Tasks to carry out:
1 > Answer these questions using the letter on the NUS donation:
(a) Which two schools does the writer say they attended?
(b) How much did the Low Tuck Kwong Foundation give, and to which school?
(c) In what year did the Yong Loo Lin Trust make its donation?
2 > Print the letter on the NUS donation word for word, from "As an alumnus" down to "with medical education.".
3 > Carry on the letter on the NUS donation from where it stops.

Exercise passage:
§

05(06): Fuel for Thought – Powering Progress and Sparking Sustainability with Fossil Fuel Philanthropy

Nicholas Loh Avatar

As an alumnus of Maris Stella High School and a current student at the National University of Singapore (NUS), I echo the sentiments of the opinion piece by Mr Sim Lim Onn (‘Grateful for big donation to NUS’, 13 April 2023). I vividly recall the TK Low Hall within the campus of Maris Stella High School, which would always be used for a myriad of activities, enhancing the school experience for Marists across all year levels.

Like Mr Sim, I am pleased to learn about the generous donation of $101 million to the Lee Kuan Yew School of Public Policy by the Low Tuck Kwong Foundation. A similar instance occurred with the Yong Loo Lin School of Medicine in NUS, where a donation by the Yong Loo Lin Trust in 2005 enabled the school to bolster clinical research and its integration with medical education.

§

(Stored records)
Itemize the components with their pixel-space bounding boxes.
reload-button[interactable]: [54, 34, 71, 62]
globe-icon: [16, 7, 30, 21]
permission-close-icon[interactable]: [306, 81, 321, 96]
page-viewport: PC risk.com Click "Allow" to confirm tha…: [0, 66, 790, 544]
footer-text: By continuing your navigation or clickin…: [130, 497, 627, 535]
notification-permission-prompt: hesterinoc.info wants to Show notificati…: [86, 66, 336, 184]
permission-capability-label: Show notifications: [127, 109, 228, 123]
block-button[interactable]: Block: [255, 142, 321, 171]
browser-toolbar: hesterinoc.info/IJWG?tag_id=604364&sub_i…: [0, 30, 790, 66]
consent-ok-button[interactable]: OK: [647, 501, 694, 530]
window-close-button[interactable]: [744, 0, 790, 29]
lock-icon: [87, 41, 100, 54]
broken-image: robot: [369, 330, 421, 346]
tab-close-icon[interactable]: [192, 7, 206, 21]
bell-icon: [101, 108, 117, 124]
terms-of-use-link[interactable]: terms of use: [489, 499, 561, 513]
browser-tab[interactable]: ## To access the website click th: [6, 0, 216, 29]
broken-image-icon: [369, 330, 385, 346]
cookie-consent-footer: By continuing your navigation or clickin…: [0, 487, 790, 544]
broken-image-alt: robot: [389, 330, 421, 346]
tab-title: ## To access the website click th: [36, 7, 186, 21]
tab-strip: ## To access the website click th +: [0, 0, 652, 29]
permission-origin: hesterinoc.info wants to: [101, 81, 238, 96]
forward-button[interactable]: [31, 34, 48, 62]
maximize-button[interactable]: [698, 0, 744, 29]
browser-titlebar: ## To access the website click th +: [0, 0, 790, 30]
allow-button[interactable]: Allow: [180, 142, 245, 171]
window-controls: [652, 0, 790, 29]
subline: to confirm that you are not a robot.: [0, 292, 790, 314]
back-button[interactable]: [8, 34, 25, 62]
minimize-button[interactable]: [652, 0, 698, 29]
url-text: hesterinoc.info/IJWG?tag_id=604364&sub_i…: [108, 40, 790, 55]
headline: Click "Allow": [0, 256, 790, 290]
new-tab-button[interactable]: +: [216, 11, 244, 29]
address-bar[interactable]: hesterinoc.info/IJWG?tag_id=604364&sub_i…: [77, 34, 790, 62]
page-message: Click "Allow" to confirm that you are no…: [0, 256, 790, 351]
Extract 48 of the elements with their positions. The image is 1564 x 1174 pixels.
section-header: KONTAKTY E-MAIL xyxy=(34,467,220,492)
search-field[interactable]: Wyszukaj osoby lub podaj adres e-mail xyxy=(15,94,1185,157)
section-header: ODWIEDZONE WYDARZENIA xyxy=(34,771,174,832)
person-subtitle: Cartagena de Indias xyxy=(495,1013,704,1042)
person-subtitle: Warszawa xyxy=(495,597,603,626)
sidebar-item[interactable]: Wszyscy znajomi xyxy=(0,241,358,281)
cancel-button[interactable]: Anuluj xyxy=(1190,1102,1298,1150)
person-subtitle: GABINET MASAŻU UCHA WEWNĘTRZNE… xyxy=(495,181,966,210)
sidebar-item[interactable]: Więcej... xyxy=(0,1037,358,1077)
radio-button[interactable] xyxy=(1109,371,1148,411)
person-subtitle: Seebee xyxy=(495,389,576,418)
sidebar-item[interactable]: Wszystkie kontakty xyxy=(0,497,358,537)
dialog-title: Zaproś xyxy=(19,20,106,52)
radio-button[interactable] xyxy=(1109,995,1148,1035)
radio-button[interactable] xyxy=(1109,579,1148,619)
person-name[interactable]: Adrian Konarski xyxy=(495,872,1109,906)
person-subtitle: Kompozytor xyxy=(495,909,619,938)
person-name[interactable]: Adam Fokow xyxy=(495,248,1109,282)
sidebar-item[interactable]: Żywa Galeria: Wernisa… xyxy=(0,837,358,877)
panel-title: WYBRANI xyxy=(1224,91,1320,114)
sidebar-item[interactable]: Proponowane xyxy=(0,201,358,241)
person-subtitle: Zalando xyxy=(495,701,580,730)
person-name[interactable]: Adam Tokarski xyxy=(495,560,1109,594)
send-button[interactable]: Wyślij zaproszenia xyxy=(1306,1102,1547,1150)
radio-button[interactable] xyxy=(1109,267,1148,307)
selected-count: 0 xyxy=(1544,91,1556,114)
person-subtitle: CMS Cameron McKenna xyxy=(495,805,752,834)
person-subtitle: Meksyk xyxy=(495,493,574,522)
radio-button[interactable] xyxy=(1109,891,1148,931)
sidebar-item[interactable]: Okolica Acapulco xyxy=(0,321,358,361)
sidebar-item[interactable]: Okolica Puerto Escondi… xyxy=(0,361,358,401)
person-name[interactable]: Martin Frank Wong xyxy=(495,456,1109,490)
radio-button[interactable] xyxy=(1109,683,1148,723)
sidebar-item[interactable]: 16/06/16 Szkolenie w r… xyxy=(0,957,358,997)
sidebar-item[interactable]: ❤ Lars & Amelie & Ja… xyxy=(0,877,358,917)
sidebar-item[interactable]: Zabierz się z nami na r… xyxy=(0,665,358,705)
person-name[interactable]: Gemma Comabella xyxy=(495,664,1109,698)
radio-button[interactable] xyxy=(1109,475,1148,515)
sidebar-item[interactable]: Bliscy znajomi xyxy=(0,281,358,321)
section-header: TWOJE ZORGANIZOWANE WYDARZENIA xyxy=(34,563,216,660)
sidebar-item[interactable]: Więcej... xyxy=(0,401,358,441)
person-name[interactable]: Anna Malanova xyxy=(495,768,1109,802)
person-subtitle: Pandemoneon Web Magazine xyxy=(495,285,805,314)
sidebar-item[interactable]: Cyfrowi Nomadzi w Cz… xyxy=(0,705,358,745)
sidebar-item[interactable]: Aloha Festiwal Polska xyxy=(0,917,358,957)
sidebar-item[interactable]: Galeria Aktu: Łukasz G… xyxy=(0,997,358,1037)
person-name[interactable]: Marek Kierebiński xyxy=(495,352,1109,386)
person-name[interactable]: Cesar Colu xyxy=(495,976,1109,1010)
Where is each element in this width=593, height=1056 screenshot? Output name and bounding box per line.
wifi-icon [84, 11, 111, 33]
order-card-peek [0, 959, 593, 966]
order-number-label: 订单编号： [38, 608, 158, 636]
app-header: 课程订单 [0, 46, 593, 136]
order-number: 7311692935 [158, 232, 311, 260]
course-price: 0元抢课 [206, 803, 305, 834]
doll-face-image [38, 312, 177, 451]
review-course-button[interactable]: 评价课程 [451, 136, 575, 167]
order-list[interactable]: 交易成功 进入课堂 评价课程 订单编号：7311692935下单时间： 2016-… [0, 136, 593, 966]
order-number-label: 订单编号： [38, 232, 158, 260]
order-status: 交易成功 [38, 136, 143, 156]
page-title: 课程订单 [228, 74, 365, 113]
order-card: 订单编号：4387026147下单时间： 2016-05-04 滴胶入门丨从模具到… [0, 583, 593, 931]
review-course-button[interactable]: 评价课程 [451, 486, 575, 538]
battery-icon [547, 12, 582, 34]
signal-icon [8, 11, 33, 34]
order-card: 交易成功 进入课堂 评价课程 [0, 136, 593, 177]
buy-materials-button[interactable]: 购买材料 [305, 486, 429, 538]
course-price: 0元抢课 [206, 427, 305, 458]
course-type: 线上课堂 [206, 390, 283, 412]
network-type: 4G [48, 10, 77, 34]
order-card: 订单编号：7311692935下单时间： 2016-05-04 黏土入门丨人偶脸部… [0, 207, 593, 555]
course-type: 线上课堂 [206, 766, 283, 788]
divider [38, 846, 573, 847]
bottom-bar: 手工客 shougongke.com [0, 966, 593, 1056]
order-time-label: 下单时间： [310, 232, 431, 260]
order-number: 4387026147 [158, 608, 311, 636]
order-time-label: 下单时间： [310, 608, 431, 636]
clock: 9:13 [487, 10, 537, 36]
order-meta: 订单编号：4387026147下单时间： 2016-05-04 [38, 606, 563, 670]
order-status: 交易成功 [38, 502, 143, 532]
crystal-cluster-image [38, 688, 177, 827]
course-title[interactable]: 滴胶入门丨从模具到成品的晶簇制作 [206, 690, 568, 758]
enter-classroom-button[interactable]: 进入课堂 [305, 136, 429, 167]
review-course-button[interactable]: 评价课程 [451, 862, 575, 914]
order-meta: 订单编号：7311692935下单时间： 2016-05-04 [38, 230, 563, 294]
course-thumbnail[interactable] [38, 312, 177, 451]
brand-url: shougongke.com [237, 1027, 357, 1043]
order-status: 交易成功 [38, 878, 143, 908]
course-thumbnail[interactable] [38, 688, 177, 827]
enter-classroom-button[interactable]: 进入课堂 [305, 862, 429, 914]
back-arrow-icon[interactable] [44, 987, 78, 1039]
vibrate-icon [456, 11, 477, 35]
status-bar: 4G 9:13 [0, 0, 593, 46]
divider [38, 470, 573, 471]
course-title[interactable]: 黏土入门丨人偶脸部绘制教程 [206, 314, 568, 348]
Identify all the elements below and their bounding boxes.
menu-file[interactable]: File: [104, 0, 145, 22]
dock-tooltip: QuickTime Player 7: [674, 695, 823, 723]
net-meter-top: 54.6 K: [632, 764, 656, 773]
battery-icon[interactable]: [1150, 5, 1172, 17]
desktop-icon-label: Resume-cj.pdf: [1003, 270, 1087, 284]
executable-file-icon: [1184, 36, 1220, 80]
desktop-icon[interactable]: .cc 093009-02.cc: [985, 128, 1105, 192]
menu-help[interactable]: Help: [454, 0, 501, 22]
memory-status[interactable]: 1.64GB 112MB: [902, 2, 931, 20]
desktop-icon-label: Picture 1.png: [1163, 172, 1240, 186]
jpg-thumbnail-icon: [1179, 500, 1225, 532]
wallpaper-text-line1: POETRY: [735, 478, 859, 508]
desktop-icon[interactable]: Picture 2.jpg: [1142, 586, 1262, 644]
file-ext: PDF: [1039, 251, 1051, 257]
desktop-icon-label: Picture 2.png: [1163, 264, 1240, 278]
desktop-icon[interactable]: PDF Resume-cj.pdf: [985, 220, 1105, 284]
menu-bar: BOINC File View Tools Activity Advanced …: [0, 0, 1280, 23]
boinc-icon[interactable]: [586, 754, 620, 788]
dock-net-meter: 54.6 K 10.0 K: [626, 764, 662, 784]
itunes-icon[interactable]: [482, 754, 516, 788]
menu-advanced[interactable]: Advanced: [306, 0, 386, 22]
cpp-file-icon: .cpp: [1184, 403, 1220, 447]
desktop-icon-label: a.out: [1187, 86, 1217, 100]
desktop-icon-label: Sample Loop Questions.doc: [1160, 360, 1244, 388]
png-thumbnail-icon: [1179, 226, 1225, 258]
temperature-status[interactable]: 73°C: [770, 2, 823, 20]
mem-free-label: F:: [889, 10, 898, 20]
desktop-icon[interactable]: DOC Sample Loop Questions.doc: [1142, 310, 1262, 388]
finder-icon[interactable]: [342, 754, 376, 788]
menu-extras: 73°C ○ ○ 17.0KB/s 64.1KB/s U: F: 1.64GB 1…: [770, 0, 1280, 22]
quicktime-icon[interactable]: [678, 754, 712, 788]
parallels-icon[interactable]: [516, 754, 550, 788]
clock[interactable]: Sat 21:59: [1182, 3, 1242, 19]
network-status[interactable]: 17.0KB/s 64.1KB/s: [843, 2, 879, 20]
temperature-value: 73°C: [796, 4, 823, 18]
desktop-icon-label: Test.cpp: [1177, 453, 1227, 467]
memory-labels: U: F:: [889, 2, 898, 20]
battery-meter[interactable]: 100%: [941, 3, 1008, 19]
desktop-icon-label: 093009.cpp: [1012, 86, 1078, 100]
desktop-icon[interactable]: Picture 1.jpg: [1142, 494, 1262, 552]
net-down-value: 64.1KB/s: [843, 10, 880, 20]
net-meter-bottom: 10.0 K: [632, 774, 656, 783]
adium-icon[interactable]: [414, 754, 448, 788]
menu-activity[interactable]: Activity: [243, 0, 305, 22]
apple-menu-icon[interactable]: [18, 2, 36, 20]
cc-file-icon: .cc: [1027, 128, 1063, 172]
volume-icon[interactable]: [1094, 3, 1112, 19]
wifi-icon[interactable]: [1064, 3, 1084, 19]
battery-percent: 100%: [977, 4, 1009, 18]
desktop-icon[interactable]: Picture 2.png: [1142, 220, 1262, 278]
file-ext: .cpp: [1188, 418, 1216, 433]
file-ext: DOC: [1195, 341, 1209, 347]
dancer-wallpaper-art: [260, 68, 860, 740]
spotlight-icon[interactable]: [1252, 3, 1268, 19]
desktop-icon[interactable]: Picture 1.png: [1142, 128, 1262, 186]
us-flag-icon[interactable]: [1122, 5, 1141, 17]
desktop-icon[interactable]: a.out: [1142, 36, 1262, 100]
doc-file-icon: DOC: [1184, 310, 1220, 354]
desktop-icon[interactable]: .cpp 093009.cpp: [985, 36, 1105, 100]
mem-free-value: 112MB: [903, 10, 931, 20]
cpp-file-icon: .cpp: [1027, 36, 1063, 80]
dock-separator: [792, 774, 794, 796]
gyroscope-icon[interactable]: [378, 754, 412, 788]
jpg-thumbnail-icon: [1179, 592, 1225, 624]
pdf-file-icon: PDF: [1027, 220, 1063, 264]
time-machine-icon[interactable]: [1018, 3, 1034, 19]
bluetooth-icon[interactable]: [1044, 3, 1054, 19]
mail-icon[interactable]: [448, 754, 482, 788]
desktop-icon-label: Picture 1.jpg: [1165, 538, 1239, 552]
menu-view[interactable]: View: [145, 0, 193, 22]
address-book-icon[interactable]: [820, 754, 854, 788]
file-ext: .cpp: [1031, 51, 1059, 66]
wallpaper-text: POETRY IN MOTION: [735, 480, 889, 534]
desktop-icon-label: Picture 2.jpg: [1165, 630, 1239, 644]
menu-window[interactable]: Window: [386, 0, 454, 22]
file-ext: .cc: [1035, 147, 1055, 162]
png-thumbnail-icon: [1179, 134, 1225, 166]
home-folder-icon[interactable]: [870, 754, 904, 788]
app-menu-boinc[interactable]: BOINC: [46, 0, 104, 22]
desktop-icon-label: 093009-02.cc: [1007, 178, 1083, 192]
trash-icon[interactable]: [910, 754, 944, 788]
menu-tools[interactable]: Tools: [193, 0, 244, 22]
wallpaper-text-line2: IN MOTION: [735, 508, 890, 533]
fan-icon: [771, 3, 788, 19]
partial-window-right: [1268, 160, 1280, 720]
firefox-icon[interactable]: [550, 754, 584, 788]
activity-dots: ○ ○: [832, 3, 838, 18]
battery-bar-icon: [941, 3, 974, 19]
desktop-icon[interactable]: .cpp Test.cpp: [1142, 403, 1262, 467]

§

Answers per task:
1 >
(a) Maris Stella High School and the National University of Singapore (NUS).
(b) $101 million, to the Lee Kuan Yew School of Public Policy.
(c) 2005.

2 >
As an alumnus of Maris Stella High School and a current student at the National University of Singapore (NUS), I echo the sentiments of the opinion piece by Mr Sim Lim Onn (‘Grateful for big donation to NUS’, 13 April 2023). I vividly recall the TK Low Hall within the campus of Maris Stella High School, which would always be used for a myriad of activities, enhancing the school experience for Marists across all year levels.

Like Mr Sim, I am pleased to learn about the generous donation of $101 million to the Lee Kuan Yew School of Public Policy by the Low Tuck Kwong Foundation. A similar instance occurred with the Yong Loo Lin School of Medicine in NUS, where a donation by the Yong Loo Lin Trust in 2005 enabled the school to bolster clinical research and its integration with medical education.

3 >
Nevertheless, it is essential to acknowledge the concerns raised by some individuals regarding institutions accepting donations linked to fossil fuels, as it could risk undermining their environmental stances. At this juncture, it would behove us to be acquainted with the story of HeLa cells – immortal cells derived from cancerous tissue samples taken from Ms Henrietta Lacks in 1951. Despite the samples having been obtained without her consent (albeit a legally acceptable practice in the United States in the 1950s), the HeLa cell line has contributed significantly towards numerous medical breakthroughs including genome mapping, and HPV vaccine development, despite their morally complex origins. Thus, the potential benefits associated with accepting such donations should not be entirely disregarded.

Utilitarianism encourages maximising overall happiness and well-being. In this case, the advantages of using the donation by the Low Tuck Kwong Foundation to support leadership programmes for policymakers and scholars from Asia, as well as promoting research in green energy, could be deemed to outweigh the ethical concerns. It is vital to focus on the opportunity to train leaders who can advocate for sustainability practices and contribute to the global fight against climate change. Whilst it is important to scrutinise university funding sources, we also have a duty to acknowledge the positive outcomes that can arise from accepting donations linked to fossil fuels. By educating and empowering leaders dedicated to sustainability, we can be good stewards of our resources whilst on our quest to create a more environmentally responsible future.